GIVEN EXERCISE » Please count the lines in the listing below where the word "bone" appears. Give the number only.

RECORDS PROVIDED »
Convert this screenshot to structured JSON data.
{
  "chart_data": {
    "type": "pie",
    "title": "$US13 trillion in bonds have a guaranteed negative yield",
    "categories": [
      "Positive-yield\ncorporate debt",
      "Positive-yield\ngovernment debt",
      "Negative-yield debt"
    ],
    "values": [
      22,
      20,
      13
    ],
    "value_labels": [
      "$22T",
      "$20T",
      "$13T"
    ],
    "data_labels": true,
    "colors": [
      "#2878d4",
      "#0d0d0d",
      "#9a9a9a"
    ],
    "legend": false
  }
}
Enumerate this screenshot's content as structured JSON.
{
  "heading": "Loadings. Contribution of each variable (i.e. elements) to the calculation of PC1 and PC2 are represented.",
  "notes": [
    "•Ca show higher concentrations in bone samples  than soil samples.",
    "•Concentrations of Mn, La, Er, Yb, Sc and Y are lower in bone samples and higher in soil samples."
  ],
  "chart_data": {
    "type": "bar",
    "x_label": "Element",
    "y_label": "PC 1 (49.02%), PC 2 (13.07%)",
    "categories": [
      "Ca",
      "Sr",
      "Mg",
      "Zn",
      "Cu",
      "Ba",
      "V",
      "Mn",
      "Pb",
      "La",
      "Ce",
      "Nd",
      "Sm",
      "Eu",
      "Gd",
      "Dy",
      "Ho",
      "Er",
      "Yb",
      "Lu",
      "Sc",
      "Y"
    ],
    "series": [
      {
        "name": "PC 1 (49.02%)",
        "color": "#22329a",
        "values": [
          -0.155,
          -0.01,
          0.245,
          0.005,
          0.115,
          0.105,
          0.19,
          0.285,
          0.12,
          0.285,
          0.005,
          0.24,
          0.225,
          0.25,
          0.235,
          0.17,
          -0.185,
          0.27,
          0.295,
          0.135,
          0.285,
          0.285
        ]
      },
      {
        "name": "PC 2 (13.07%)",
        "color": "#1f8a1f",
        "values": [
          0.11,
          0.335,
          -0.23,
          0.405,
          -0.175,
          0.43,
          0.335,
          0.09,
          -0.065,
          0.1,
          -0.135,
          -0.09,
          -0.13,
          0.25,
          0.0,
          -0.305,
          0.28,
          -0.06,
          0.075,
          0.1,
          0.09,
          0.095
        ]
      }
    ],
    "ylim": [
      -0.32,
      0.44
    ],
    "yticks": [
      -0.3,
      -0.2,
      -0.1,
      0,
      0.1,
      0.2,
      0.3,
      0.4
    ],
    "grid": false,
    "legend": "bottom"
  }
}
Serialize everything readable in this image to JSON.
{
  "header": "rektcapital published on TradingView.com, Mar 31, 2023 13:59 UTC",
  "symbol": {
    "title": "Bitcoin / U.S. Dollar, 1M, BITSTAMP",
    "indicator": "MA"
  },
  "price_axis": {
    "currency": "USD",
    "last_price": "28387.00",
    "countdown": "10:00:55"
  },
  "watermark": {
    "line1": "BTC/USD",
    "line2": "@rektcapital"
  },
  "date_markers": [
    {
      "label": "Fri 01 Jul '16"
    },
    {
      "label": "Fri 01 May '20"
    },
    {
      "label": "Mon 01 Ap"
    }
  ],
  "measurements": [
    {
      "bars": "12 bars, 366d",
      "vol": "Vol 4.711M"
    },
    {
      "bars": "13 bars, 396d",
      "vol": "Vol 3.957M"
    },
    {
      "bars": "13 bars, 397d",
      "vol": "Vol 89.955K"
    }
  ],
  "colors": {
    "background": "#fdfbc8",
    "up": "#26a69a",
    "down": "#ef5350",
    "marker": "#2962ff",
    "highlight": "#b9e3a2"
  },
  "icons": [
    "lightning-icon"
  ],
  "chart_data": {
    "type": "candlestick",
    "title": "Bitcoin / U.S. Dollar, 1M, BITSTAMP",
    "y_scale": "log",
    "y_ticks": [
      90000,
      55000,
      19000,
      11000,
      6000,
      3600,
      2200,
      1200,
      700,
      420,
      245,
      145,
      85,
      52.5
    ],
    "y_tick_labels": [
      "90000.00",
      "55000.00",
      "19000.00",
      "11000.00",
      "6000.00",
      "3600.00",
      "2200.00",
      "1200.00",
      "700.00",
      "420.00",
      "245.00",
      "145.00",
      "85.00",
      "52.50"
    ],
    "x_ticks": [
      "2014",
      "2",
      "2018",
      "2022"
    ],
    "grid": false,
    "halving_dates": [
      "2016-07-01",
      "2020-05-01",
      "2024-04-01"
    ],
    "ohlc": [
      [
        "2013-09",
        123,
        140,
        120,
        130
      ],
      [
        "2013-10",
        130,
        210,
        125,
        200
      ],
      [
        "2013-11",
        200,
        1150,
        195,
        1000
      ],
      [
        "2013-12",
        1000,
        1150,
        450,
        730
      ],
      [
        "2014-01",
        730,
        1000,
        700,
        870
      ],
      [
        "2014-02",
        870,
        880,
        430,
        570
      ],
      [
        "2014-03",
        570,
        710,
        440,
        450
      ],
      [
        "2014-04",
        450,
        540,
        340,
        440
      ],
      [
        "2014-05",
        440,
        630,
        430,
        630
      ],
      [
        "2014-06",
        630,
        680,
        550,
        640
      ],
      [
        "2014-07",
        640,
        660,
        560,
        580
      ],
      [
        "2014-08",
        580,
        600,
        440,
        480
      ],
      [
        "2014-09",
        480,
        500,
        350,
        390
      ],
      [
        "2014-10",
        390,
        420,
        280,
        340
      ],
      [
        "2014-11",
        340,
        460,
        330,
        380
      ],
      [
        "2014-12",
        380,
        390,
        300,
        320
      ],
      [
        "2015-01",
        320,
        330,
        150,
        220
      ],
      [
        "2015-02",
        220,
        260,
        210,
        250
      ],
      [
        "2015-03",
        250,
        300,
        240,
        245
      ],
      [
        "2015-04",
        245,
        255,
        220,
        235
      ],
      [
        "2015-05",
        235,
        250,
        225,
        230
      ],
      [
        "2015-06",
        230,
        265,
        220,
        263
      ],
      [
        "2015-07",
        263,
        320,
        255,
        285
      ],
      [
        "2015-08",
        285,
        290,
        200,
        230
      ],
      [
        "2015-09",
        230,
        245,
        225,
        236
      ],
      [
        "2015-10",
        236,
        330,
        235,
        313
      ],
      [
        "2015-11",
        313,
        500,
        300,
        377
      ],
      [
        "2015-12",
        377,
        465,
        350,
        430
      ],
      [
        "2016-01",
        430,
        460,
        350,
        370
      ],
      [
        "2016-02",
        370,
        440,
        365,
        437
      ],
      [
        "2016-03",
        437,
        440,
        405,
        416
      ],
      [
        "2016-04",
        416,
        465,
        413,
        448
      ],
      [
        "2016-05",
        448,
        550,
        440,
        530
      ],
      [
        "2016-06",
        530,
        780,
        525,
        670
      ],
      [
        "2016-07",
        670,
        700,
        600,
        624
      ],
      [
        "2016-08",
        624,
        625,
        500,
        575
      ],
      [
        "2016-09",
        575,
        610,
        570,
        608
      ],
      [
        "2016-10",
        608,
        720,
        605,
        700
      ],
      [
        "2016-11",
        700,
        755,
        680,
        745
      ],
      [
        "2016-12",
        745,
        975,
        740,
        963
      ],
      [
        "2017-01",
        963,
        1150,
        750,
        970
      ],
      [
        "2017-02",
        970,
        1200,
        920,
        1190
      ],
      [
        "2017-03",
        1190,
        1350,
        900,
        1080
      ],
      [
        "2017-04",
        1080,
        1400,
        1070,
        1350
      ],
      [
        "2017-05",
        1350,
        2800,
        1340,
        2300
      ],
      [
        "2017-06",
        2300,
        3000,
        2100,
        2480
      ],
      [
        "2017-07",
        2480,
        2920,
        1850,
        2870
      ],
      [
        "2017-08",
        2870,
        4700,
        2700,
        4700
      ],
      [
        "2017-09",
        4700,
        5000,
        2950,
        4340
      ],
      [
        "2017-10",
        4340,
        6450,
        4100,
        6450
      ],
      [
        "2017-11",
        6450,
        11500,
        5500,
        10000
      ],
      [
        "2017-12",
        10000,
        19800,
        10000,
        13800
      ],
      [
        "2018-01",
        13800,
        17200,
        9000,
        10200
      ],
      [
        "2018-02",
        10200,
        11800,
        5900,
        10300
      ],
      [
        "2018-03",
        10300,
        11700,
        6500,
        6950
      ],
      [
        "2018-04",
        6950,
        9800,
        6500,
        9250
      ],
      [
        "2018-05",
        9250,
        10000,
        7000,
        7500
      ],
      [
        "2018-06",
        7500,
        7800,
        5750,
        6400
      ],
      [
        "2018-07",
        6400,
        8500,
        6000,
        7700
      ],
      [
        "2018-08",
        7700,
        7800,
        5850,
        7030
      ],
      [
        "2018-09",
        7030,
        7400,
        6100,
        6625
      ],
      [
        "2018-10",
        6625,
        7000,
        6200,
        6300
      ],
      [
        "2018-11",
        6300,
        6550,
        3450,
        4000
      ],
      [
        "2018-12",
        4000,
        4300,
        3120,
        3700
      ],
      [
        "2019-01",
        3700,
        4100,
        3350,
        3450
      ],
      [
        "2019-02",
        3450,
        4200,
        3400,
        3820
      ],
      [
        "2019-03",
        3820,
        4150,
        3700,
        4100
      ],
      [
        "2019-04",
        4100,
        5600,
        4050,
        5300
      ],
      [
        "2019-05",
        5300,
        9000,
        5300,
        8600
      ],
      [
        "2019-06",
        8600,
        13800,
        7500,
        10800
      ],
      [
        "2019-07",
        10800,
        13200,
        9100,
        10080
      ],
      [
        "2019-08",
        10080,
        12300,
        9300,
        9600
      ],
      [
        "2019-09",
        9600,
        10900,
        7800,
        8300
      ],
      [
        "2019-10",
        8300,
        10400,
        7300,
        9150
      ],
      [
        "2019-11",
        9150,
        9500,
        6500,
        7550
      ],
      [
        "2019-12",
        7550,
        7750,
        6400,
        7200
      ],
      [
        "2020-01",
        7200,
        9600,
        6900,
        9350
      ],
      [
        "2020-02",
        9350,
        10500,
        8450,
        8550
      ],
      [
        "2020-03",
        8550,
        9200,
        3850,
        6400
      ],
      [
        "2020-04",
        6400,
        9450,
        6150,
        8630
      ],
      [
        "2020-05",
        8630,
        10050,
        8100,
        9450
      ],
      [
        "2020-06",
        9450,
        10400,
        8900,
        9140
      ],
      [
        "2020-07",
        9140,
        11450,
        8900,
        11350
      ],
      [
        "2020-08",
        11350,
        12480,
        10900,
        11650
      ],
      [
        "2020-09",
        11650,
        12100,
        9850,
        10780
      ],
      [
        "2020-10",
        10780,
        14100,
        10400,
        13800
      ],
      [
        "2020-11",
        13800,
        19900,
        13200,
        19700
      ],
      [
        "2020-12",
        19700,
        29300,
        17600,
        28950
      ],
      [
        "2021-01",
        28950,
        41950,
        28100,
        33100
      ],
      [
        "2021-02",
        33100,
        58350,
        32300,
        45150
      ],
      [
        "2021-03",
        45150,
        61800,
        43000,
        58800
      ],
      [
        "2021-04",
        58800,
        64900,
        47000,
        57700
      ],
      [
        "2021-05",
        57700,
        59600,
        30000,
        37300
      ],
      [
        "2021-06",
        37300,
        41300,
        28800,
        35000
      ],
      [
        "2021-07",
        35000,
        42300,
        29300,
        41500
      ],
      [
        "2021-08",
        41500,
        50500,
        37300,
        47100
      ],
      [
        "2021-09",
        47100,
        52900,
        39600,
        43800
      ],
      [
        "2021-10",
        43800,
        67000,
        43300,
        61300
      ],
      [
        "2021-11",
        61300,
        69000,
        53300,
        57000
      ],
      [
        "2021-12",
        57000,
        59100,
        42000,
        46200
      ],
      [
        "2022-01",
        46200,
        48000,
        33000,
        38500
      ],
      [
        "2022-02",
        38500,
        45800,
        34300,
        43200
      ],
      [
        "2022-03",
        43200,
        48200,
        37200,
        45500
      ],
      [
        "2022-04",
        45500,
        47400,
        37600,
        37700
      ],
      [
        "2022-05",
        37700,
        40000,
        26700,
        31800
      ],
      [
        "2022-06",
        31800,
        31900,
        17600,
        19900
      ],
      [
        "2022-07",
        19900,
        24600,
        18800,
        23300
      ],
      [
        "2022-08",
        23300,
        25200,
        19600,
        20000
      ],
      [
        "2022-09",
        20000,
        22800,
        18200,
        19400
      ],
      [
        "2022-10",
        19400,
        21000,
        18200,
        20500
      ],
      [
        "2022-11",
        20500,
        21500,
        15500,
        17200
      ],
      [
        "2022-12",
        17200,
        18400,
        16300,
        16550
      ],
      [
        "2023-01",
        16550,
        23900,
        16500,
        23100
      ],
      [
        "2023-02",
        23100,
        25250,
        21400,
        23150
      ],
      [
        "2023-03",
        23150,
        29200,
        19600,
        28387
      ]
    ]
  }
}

OUTPUT FOR THIS EXERCISE » 2